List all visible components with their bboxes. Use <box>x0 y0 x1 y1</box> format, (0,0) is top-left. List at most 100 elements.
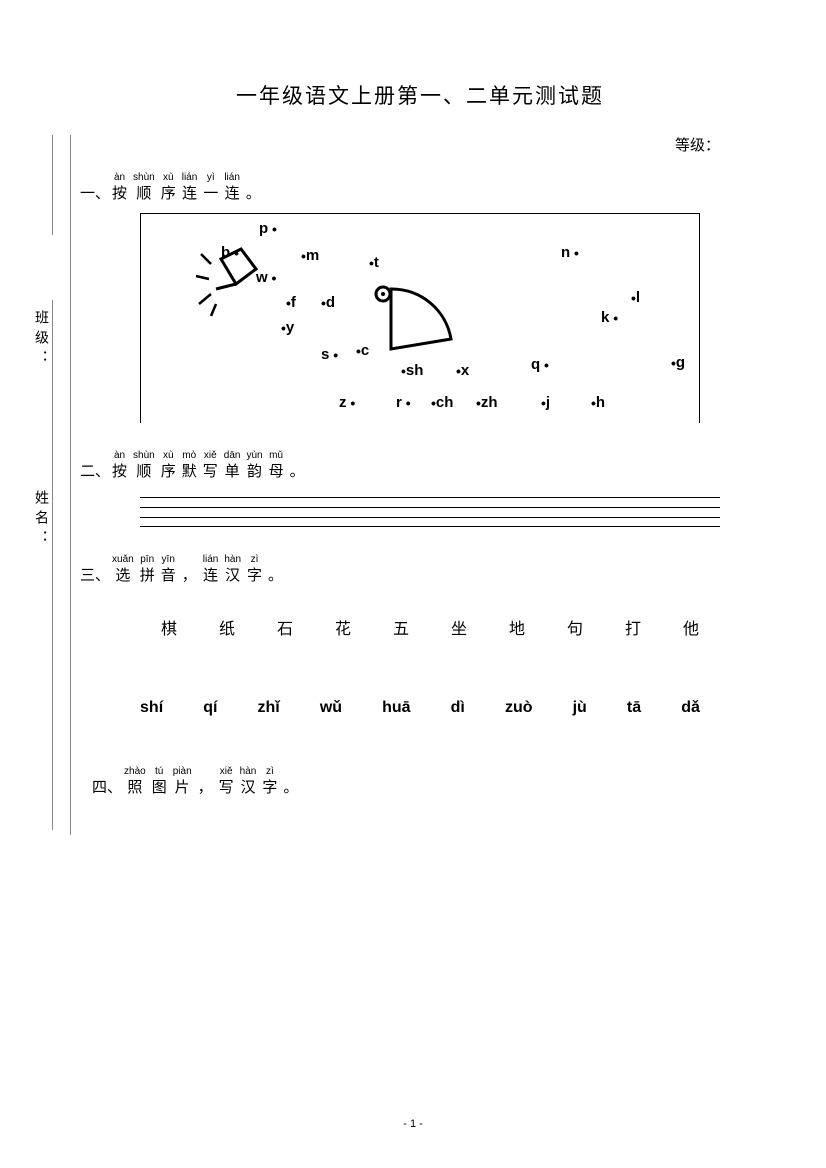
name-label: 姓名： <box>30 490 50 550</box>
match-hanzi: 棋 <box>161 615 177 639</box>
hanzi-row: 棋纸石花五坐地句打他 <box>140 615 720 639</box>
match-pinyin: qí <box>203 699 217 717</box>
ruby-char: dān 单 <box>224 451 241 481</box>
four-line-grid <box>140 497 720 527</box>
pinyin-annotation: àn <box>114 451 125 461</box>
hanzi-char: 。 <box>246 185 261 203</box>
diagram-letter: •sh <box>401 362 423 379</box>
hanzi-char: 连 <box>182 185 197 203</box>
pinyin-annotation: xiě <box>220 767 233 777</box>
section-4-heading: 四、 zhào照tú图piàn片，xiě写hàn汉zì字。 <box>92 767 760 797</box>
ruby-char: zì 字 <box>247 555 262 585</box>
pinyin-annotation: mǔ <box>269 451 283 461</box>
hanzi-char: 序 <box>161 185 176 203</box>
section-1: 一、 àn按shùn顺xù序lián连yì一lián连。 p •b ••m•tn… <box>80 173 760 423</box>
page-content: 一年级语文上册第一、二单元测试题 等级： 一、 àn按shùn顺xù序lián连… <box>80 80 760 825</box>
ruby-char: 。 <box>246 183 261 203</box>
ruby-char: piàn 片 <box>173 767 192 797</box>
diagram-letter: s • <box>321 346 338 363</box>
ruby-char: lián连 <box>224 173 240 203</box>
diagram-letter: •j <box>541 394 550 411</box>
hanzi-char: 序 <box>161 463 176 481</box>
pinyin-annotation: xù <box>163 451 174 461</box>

········

• SHORT PROBLEM: Retype the data lines exactly, starting at the line that contains "name-label: 姓名： <box>30 490 50 550</box>" and ending at the line that contains "four-line-grid <box>140 497 720 527</box>".

• EXERCISE RESPONSE:
name-label: 姓名： <box>30 490 50 550</box>
match-hanzi: 棋 <box>161 615 177 639</box>
hanzi-row: 棋纸石花五坐地句打他 <box>140 615 720 639</box>
match-pinyin: qí <box>203 699 217 717</box>
ruby-char: dān 单 <box>224 451 241 481</box>
four-line-grid <box>140 497 720 527</box>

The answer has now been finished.